- _Instructions for the task_:
Which lines of the records contain "湖南日报"? Collect every one of them.

- _Input material_:
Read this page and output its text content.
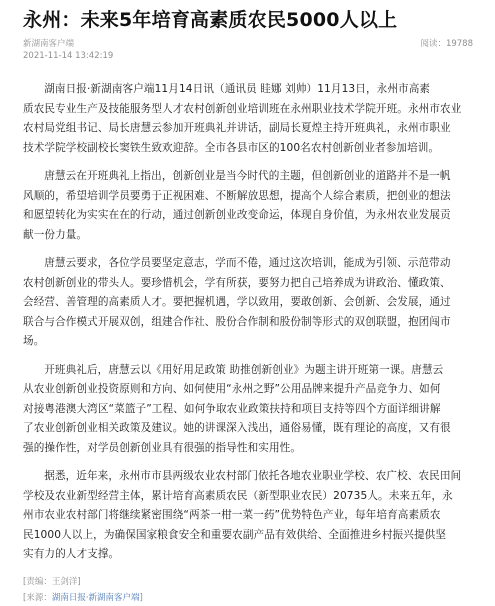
永州：未来5年培育高素质农民5000人以上
新湖南客户端
2021-11-14 13:42:19
阅读：19788

湖南日报·新湖南客户端11月14日讯（通讯员 眭娜 刘帅）11月13日，永州市高素
质农民专业生产及技能服务型人才农村创新创业培训班在永州职业技术学院开班。永州市农业
农村局党组书记、局长唐慧云参加开班典礼并讲话，副局长夏煌主持开班典礼，永州市职业
技术学院学校副校长窦铁生致欢迎辞。全市各县市区的100名农村创新创业者参加培训。

唐慧云在开班典礼上指出，创新创业是当今时代的主题，但创新创业的道路并不是一帆
风顺的，希望培训学员要勇于正视困难、不断解放思想，提高个人综合素质，把创业的想法
和愿望转化为实实在在的行动，通过创新创业改变命运，体现自身价值，为永州农业发展贡
献一份力量。

唐慧云要求，各位学员要坚定意志，学而不倦，通过这次培训，能成为引领、示范带动
农村创新创业的带头人。要珍惜机会，学有所获，要努力把自己培养成为讲政治、懂政策、
会经营、善管理的高素质人才。要把握机遇，学以致用，要敢创新、会创新、会发展，通过
联合与合作模式开展双创，组建合作社、股份合作制和股份制等形式的双创联盟，抱团闯市
场。

开班典礼后，唐慧云以《用好用足政策 助推创新创业》为题主讲开班第一课。唐慧云
从农业创新创业投资原则和方向、如何使用“永州之野”公用品牌来提升产品竞争力、如何
对接粤港澳大湾区“菜篮子”工程、如何争取农业政策扶持和项目支持等四个方面详细讲解
了农业创新创业相关政策及建议。她的讲课深入浅出，通俗易懂，既有理论的高度，又有很
强的操作性，对学员创新创业具有很强的指导性和实用性。

据悉，近年来，永州市市县两级农业农村部门依托各地农业职业学校、农广校、农民田间
学校及农业新型经营主体，累计培育高素质农民（新型职业农民）20735人。未来五年，永
州市农业农村部门将继续紧密围绕“两茶一柑一菜一药”优势特色产业，每年培育高素质农
民1000人以上，为确保国家粮食安全和重要农副产品有效供给、全面推进乡村振兴提供坚
实有力的人才支撑。

[责编：王剑洋]
[来源：湖南日报·新湖南客户端]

- _Response to the exercise_:
湖南日报·新湖南客户端11月14日讯（通讯员 眭娜 刘帅）11月13日，永州市高素
[来源：湖南日报·新湖南客户端]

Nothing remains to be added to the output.